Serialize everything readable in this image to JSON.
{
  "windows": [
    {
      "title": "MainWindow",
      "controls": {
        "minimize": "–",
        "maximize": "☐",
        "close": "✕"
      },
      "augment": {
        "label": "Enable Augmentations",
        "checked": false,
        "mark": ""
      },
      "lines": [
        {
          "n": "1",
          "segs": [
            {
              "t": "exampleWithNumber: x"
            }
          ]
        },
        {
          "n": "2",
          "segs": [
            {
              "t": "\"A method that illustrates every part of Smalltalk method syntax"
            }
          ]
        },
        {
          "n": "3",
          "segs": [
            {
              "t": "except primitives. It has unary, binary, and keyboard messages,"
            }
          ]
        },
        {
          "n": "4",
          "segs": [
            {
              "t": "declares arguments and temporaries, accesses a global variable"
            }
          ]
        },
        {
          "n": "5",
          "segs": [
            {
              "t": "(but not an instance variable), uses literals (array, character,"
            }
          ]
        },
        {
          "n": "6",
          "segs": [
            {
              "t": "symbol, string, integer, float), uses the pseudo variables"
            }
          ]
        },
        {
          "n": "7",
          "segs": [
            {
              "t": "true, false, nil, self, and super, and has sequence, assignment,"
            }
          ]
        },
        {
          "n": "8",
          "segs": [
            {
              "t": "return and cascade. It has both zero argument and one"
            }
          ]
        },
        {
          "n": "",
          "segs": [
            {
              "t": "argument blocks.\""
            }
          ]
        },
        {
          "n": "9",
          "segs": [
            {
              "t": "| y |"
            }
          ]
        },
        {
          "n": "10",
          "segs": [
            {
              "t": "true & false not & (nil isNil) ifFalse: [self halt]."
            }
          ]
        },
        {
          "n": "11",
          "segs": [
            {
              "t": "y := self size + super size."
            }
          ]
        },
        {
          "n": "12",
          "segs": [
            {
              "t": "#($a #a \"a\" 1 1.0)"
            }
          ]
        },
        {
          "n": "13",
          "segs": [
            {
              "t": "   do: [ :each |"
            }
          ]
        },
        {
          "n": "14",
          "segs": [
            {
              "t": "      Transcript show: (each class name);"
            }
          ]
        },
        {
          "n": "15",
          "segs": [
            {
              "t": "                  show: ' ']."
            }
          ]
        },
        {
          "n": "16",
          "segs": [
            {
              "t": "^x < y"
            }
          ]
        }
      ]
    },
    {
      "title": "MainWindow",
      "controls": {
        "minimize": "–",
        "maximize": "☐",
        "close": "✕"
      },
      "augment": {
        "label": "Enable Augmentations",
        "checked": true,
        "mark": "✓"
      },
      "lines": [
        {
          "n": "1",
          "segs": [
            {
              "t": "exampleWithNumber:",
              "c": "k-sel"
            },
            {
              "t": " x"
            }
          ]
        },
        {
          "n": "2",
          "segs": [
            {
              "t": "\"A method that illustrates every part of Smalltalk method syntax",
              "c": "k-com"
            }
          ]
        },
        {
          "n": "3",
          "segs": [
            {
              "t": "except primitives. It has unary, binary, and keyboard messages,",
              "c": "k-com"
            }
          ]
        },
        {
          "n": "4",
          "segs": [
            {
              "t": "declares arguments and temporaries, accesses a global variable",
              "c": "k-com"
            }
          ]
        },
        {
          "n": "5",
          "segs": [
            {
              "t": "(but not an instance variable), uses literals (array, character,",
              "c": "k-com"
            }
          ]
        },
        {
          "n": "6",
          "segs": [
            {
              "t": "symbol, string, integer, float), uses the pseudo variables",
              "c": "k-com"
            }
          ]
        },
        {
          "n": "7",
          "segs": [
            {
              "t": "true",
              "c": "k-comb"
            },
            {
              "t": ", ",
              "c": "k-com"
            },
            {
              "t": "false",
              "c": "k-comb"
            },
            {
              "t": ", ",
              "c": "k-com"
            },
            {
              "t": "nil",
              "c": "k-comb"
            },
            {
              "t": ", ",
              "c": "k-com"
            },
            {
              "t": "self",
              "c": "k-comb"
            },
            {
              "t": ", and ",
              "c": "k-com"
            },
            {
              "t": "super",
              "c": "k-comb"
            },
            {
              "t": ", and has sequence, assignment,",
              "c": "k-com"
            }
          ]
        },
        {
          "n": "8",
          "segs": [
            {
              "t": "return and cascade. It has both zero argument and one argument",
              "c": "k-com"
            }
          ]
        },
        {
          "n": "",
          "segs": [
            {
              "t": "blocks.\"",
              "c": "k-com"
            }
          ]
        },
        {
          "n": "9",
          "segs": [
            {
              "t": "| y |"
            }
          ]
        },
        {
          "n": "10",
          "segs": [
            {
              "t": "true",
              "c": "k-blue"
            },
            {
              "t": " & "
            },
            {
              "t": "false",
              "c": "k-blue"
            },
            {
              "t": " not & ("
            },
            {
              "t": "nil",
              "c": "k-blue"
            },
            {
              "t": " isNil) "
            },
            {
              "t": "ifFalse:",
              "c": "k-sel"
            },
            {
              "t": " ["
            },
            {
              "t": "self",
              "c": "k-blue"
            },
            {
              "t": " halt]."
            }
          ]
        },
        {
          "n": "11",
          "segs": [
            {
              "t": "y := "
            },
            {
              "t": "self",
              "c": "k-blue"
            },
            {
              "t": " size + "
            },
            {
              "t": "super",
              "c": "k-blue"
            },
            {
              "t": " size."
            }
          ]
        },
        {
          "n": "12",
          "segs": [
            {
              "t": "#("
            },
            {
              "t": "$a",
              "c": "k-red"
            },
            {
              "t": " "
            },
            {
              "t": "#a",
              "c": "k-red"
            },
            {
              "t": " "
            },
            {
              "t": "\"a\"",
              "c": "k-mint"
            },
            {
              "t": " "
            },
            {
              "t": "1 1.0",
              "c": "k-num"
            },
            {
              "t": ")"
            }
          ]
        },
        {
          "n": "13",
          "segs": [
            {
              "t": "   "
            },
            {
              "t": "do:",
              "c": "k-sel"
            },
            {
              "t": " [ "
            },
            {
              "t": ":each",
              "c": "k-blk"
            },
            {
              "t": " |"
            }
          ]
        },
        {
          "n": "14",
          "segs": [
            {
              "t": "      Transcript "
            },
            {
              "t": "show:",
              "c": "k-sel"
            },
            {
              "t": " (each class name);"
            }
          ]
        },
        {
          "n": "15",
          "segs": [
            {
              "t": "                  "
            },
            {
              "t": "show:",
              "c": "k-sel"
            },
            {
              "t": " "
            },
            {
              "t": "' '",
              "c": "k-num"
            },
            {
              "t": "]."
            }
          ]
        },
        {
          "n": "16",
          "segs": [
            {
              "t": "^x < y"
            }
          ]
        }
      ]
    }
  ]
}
----------
* **AIM OF THE EXERCISE**: Each line of the material above must be retyped precisely.

* **FINAL RESULT**:
Serialize everything readable in this image to JSON.
{
  "windows": [
    {
      "title": "MainWindow",
      "controls": {
        "minimize": "–",
        "maximize": "☐",
        "close": "✕"
      },
      "augment": {
        "label": "Enable Augmentations",
        "checked": false,
        "mark": ""
      },
      "lines": [
        {
          "n": "1",
          "segs": [
            {
              "t": "exampleWithNumber: x"
            }
          ]
        },
        {
          "n": "2",
          "segs": [
            {
              "t": "\"A method that illustrates every part of Smalltalk method syntax"
            }
          ]
        },
        {
          "n": "3",
          "segs": [
            {
              "t": "except primitives. It has unary, binary, and keyboard messages,"
            }
          ]
        },
        {
          "n": "4",
          "segs": [
            {
              "t": "declares arguments and temporaries, accesses a global variable"
            }
          ]
        },
        {
          "n": "5",
          "segs": [
            {
              "t": "(but not an instance variable), uses literals (array, character,"
            }
          ]
        },
        {
          "n": "6",
          "segs": [
            {
              "t": "symbol, string, integer, float), uses the pseudo variables"
            }
          ]
        },
        {
          "n": "7",
          "segs": [
            {
              "t": "true, false, nil, self, and super, and has sequence, assignment,"
            }
          ]
        },
        {
          "n": "8",
          "segs": [
            {
              "t": "return and cascade. It has both zero argument and one"
            }
          ]
        },
        {
          "n": "",
          "segs": [
            {
              "t": "argument blocks.\""
            }
          ]
        },
        {
          "n": "9",
          "segs": [
            {
              "t": "| y |"
            }
          ]
        },
        {
          "n": "10",
          "segs": [
            {
              "t": "true & false not & (nil isNil) ifFalse: [self halt]."
            }
          ]
        },
        {
          "n": "11",
          "segs": [
            {
              "t": "y := self size + super size."
            }
          ]
        },
        {
          "n": "12",
          "segs": [
            {
              "t": "#($a #a \"a\" 1 1.0)"
            }
          ]
        },
        {
          "n": "13",
          "segs": [
            {
              "t": "   do: [ :each |"
            }
          ]
        },
        {
          "n": "14",
          "segs": [
            {
              "t": "      Transcript show: (each class name);"
            }
          ]
        },
        {
          "n": "15",
          "segs": [
            {
              "t": "                  show: ' ']."
            }
          ]
        },
        {
          "n": "16",
          "segs": [
            {
              "t": "^x < y"
            }
          ]
        }
      ]
    },
    {
      "title": "MainWindow",
      "controls": {
        "minimize": "–",
        "maximize": "☐",
        "close": "✕"
      },
      "augment": {
        "label": "Enable Augmentations",
        "checked": true,
        "mark": "✓"
      },
      "lines": [
        {
          "n": "1",
          "segs": [
            {
              "t": "exampleWithNumber:",
              "c": "k-sel"
            },
            {
              "t": " x"
            }
          ]
        },
        {
          "n": "2",
          "segs": [
            {
              "t": "\"A method that illustrates every part of Smalltalk method syntax",
              "c": "k-com"
            }
          ]
        },
        {
          "n": "3",
          "segs": [
            {
              "t": "except primitives. It has unary, binary, and keyboard messages,",
              "c": "k-com"
            }
          ]
        },
        {
          "n": "4",
          "segs": [
            {
              "t": "declares arguments and temporaries, accesses a global variable",
              "c": "k-com"
            }
          ]
        },
        {
          "n": "5",
          "segs": [
            {
              "t": "(but not an instance variable), uses literals (array, character,",
              "c": "k-com"
            }
          ]
        },
        {
          "n": "6",
          "segs": [
            {
              "t": "symbol, string, integer, float), uses the pseudo variables",
              "c": "k-com"
            }
          ]
        },
        {
          "n": "7",
          "segs": [
            {
              "t": "true",
              "c": "k-comb"
            },
            {
              "t": ", ",
              "c": "k-com"
            },
            {
              "t": "false",
              "c": "k-comb"
            },
            {
              "t": ", ",
              "c": "k-com"
            },
            {
              "t": "nil",
              "c": "k-comb"
            },
            {
              "t": ", ",
              "c": "k-com"
            },
            {
              "t": "self",
              "c": "k-comb"
            },
            {
              "t": ", and ",
              "c": "k-com"
            },
            {
              "t": "super",
              "c": "k-comb"
            },
            {
              "t": ", and has sequence, assignment,",
              "c": "k-com"
            }
          ]
        },
        {
          "n": "8",
          "segs": [
            {
              "t": "return and cascade. It has both zero argument and one argument",
              "c": "k-com"
            }
          ]
        },
        {
          "n": "",
          "segs": [
            {
              "t": "blocks.\"",
              "c": "k-com"
            }
          ]
        },
        {
          "n": "9",
          "segs": [
            {
              "t": "| y |"
            }
          ]
        },
        {
          "n": "10",
          "segs": [
            {
              "t": "true",
              "c": "k-blue"
            },
            {
              "t": " & "
            },
            {
              "t": "false",
              "c": "k-blue"
            },
            {
              "t": " not & ("
            },
            {
              "t": "nil",
              "c": "k-blue"
            },
            {
              "t": " isNil) "
            },
            {
              "t": "ifFalse:",
              "c": "k-sel"
            },
            {
              "t": " ["
            },
            {
              "t": "self",
              "c": "k-blue"
            },
            {
              "t": " halt]."
            }
          ]
        },
        {
          "n": "11",
          "segs": [
            {
              "t": "y := "
            },
            {
              "t": "self",
              "c": "k-blue"
            },
            {
              "t": " size + "
            },
            {
              "t": "super",
              "c": "k-blue"
            },
            {
              "t": " size."
            }
          ]
        },
        {
          "n": "12",
          "segs": [
            {
              "t": "#("
            },
            {
              "t": "$a",
              "c": "k-red"
            },
            {
              "t": " "
            },
            {
              "t": "#a",
              "c": "k-red"
            },
            {
              "t": " "
            },
            {
              "t": "\"a\"",
              "c": "k-mint"
            },
            {
              "t": " "
            },
            {
              "t": "1 1.0",
              "c": "k-num"
            },
            {
              "t": ")"
            }
          ]
        },
        {
          "n": "13",
          "segs": [
            {
              "t": "   "
            },
            {
              "t": "do:",
              "c": "k-sel"
            },
            {
              "t": " [ "
            },
            {
              "t": ":each",
              "c": "k-blk"
            },
            {
              "t": " |"
            }
          ]
        },
        {
          "n": "14",
          "segs": [
            {
              "t": "      Transcript "
            },
            {
              "t": "show:",
              "c": "k-sel"
            },
            {
              "t": " (each class name);"
            }
          ]
        },
        {
          "n": "15",
          "segs": [
            {
              "t": "                  "
            },
            {
              "t": "show:",
              "c": "k-sel"
            },
            {
              "t": " "
            },
            {
              "t": "' '",
              "c": "k-num"
            },
            {
              "t": "]."
            }
          ]
        },
        {
          "n": "16",
          "segs": [
            {
              "t": "^x < y"
            }
          ]
        }
      ]
    }
  ]
}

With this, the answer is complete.